**What is expected**
In the entries below, identify every line with the string "JSON" and copy it.
>> Start Task input
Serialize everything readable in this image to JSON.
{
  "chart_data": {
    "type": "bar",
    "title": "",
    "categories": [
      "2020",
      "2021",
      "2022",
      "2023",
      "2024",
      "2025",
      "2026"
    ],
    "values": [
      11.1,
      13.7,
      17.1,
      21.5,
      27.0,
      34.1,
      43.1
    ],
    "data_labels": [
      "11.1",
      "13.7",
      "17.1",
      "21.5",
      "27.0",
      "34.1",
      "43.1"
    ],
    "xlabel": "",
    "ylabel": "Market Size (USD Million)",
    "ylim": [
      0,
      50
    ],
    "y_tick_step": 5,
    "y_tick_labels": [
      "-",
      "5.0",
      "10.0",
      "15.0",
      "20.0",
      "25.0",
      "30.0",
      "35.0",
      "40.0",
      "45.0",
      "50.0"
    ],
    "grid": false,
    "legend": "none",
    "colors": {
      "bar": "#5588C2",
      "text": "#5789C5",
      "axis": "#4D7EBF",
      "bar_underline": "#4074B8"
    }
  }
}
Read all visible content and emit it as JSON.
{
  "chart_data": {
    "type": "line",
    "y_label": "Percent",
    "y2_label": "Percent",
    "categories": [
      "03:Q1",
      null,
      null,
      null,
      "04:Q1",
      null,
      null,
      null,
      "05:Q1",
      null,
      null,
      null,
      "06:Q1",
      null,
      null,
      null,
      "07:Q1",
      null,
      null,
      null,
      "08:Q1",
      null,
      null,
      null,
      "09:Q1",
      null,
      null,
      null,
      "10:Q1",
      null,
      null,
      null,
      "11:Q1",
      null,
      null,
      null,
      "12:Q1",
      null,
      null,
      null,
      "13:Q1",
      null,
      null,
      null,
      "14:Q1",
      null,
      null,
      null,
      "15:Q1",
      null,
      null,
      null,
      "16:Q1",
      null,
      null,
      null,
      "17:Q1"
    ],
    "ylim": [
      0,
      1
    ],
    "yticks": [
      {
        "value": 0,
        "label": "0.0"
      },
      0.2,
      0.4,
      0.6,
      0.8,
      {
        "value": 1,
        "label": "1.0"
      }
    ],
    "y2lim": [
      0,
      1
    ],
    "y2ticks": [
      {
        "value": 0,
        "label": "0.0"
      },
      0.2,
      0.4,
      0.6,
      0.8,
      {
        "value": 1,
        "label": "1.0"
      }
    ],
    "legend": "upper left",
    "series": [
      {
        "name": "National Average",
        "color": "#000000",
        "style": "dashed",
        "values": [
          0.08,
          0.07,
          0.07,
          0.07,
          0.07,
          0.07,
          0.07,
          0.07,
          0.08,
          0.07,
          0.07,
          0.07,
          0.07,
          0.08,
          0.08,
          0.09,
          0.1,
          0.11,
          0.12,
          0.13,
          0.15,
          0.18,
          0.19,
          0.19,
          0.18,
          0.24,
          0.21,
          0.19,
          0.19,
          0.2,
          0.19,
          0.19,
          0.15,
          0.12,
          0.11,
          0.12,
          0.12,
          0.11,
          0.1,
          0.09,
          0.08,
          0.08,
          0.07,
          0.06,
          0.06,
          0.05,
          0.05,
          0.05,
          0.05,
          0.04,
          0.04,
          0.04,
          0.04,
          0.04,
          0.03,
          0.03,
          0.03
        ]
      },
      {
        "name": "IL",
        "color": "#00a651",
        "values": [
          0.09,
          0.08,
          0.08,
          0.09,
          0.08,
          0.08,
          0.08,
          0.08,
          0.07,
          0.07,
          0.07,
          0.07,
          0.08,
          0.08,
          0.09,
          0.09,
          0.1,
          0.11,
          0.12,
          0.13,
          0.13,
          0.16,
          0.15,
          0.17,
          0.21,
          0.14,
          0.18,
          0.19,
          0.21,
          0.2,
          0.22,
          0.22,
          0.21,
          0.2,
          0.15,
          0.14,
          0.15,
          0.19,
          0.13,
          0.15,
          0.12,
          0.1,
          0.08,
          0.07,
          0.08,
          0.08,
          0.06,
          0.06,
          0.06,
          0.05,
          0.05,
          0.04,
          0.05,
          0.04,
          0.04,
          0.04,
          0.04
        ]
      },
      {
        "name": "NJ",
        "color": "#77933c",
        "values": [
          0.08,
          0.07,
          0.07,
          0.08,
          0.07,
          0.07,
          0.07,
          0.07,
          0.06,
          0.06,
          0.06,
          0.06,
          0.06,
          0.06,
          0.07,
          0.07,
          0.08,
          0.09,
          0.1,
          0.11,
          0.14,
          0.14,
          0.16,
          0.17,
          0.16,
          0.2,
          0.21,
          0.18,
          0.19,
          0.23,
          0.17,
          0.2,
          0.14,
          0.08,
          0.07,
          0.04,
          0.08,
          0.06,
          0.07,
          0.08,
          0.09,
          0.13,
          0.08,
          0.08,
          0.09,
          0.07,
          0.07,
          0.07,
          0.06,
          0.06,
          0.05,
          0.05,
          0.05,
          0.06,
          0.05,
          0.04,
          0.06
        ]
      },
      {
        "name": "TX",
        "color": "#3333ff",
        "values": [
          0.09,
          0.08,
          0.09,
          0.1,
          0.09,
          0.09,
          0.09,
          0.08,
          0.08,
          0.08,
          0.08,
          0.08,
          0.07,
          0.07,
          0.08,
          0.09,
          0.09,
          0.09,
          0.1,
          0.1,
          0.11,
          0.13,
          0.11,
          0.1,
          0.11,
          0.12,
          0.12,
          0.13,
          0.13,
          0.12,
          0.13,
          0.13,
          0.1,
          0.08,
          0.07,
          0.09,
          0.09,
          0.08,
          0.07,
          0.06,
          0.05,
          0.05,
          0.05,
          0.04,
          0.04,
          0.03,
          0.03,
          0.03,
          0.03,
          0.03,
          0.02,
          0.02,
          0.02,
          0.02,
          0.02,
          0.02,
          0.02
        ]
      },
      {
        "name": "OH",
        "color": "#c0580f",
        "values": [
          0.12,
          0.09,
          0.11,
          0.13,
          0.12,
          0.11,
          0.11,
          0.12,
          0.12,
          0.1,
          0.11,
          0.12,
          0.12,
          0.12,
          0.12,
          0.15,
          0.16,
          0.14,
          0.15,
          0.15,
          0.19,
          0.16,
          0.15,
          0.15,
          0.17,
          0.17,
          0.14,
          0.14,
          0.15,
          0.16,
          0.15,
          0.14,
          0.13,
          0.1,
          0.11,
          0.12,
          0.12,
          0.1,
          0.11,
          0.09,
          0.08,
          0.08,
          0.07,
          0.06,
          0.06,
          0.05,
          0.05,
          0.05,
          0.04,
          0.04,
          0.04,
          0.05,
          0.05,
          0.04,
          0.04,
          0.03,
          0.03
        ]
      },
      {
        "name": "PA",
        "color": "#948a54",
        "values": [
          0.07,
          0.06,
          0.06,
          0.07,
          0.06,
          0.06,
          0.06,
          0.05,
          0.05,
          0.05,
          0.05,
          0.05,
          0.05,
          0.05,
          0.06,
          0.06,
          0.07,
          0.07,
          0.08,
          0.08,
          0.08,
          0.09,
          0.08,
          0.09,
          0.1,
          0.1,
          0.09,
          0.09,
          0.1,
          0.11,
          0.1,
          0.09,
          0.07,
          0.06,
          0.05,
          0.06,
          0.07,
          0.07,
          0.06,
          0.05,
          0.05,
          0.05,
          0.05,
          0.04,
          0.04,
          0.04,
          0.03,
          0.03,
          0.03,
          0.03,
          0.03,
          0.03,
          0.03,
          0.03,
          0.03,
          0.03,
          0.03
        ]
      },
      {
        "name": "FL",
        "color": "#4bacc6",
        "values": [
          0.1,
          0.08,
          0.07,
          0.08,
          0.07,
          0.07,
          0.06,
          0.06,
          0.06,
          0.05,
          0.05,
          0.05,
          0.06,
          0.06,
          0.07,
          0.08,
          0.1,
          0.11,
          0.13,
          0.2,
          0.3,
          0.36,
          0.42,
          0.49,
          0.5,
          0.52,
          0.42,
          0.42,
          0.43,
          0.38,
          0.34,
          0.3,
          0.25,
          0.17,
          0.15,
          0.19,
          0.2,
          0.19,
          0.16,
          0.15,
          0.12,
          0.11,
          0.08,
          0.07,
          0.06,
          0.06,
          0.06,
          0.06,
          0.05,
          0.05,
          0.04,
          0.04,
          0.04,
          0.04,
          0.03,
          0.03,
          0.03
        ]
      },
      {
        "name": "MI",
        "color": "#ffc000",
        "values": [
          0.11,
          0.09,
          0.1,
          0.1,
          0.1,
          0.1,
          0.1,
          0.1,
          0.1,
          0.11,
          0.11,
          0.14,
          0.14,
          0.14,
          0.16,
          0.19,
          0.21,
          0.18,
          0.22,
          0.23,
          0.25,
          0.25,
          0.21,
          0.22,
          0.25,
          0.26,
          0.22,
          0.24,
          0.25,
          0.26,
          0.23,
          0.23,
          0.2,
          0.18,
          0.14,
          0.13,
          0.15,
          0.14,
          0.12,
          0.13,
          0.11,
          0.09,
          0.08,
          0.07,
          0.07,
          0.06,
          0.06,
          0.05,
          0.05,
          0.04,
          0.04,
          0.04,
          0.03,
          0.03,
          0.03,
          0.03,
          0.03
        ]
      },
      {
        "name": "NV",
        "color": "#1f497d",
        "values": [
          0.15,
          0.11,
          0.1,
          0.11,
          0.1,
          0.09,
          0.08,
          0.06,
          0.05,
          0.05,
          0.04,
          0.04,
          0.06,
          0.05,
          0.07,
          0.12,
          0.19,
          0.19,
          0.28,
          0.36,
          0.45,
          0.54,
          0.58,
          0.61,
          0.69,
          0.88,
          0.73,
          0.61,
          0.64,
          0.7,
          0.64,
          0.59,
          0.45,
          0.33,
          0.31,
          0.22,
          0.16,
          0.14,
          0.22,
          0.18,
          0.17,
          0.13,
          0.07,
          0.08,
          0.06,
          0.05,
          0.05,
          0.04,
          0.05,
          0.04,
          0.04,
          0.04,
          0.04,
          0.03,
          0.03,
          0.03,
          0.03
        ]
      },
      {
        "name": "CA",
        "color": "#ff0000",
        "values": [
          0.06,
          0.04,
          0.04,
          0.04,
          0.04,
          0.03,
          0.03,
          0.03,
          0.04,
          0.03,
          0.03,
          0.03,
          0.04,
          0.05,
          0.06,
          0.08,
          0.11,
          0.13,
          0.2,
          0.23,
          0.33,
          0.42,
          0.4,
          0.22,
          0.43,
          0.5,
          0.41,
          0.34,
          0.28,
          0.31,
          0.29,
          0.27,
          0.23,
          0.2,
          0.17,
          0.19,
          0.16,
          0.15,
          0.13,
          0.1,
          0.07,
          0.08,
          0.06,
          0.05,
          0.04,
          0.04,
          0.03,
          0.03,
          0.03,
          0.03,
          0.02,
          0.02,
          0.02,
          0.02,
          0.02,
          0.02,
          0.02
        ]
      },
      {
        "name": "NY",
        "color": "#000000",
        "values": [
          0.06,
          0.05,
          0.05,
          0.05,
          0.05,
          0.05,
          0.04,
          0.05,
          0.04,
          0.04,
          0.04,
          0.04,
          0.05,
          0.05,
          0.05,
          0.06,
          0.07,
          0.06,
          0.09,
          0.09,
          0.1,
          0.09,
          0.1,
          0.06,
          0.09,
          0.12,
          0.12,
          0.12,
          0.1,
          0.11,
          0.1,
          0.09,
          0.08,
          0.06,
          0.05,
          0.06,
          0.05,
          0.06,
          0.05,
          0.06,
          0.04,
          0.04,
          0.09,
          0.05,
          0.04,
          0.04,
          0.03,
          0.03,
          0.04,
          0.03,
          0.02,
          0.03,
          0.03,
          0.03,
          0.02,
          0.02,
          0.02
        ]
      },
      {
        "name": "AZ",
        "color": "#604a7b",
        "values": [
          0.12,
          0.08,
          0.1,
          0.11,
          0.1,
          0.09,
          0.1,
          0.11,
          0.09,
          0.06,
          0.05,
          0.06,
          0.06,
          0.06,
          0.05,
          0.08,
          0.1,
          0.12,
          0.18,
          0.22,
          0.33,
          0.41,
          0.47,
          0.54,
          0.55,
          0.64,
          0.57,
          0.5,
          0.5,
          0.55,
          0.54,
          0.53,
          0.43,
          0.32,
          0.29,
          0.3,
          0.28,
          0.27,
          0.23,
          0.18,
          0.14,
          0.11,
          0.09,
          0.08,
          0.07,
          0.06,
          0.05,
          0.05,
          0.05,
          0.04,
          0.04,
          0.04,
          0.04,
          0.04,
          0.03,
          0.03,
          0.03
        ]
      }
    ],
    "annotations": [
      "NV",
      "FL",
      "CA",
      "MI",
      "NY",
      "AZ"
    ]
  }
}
>> End Task input
**Response to the task**
Serialize everything readable in this image to JSON.
Read all visible content and emit it as JSON.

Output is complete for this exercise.